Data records
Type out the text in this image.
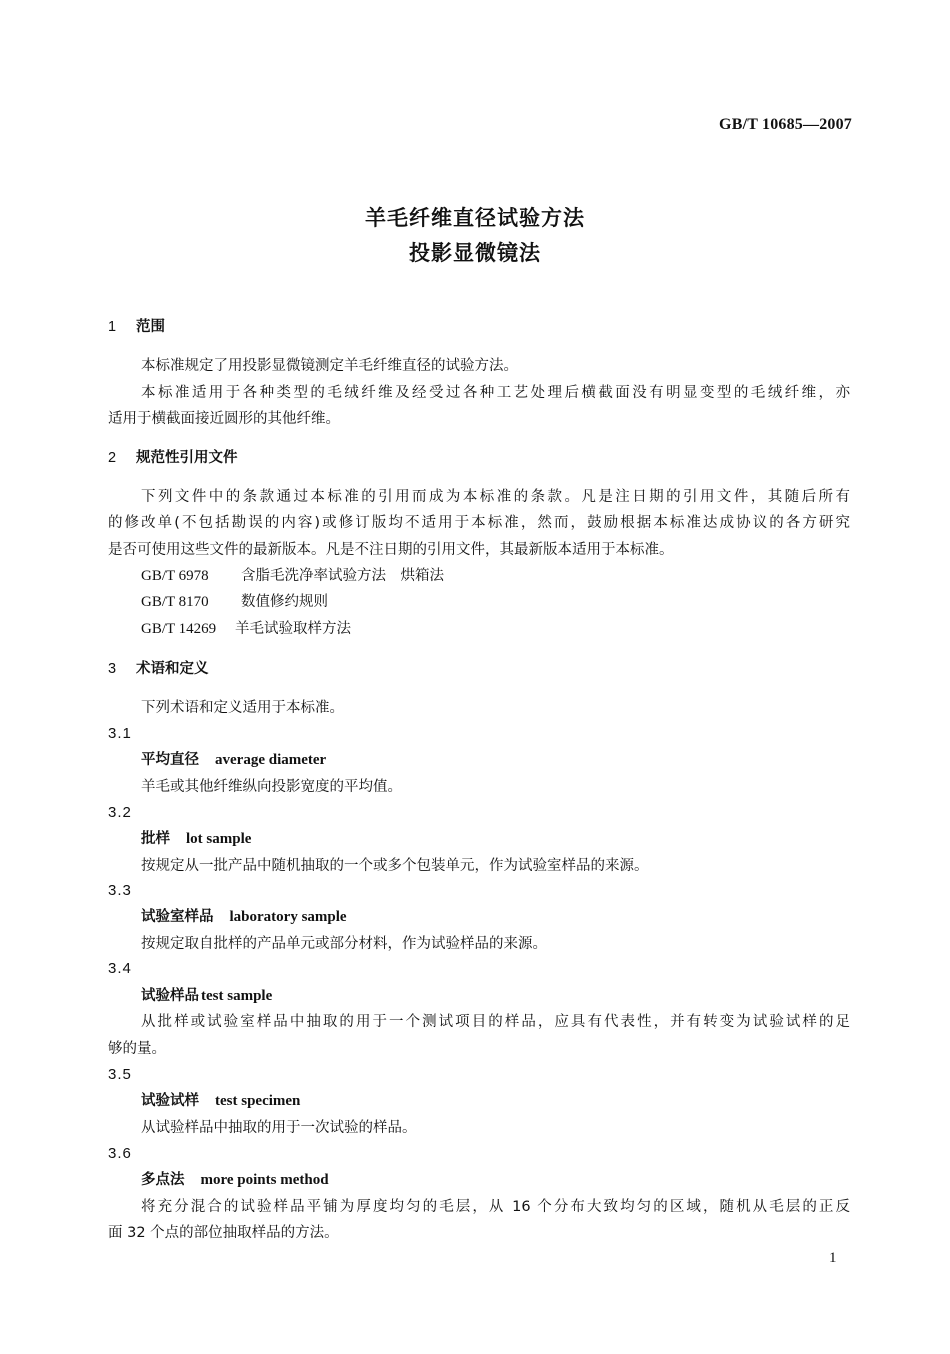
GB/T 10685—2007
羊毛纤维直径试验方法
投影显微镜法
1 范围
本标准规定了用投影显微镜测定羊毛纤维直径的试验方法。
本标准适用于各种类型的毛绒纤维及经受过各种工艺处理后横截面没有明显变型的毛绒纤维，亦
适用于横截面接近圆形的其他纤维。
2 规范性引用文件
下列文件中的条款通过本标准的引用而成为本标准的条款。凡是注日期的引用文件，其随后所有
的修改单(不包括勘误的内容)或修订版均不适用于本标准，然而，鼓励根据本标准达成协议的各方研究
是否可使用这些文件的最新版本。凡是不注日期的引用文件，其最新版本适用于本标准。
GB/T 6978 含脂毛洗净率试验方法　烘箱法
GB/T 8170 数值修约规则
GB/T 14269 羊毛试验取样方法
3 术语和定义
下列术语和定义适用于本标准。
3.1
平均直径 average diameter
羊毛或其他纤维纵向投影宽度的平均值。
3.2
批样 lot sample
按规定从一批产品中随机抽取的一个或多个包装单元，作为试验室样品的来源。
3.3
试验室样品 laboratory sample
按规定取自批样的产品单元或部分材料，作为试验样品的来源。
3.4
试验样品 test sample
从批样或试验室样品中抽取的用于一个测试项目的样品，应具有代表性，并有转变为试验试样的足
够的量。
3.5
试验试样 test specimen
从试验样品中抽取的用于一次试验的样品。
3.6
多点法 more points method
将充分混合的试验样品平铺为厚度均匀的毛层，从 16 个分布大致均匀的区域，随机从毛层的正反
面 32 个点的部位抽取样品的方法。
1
---
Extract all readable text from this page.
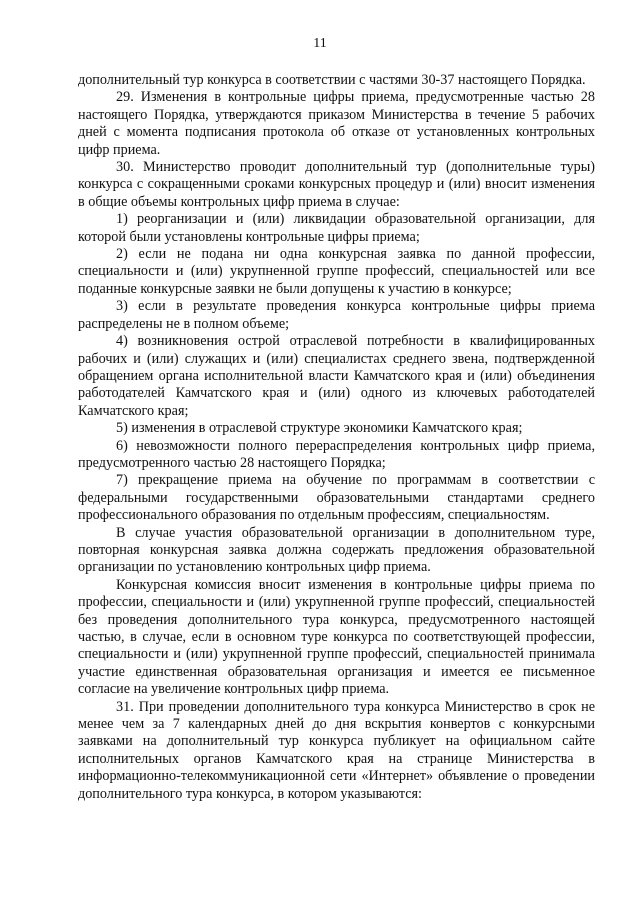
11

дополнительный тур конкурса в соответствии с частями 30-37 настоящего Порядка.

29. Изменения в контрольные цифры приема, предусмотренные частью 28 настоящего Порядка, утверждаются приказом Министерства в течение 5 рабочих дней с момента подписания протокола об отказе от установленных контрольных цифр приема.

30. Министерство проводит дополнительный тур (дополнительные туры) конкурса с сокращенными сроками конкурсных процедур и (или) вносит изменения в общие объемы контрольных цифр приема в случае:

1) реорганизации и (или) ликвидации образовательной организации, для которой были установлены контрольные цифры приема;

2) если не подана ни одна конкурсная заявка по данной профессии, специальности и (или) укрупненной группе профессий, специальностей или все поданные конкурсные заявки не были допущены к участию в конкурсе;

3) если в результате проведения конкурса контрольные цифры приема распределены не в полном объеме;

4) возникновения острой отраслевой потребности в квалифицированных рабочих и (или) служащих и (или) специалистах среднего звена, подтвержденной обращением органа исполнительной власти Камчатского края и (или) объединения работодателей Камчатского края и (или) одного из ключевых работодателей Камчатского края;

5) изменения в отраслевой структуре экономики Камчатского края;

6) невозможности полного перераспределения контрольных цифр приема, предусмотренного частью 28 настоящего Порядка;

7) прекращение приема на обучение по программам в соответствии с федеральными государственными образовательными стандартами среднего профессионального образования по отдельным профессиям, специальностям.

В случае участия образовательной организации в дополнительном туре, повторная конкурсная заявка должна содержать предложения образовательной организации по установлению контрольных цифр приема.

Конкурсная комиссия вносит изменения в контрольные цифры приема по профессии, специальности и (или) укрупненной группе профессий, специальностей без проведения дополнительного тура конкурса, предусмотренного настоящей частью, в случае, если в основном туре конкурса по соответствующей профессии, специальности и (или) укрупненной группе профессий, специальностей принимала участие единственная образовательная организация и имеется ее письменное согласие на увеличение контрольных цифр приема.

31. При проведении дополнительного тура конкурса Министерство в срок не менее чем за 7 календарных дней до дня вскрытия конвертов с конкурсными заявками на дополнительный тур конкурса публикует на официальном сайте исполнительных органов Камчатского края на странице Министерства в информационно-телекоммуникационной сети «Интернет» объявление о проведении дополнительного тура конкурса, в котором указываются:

#### What the exercise asks
Gather each line from the entries above that includes the word "test".

#### Written solution
试验样品 test sample
试验试样 test specimen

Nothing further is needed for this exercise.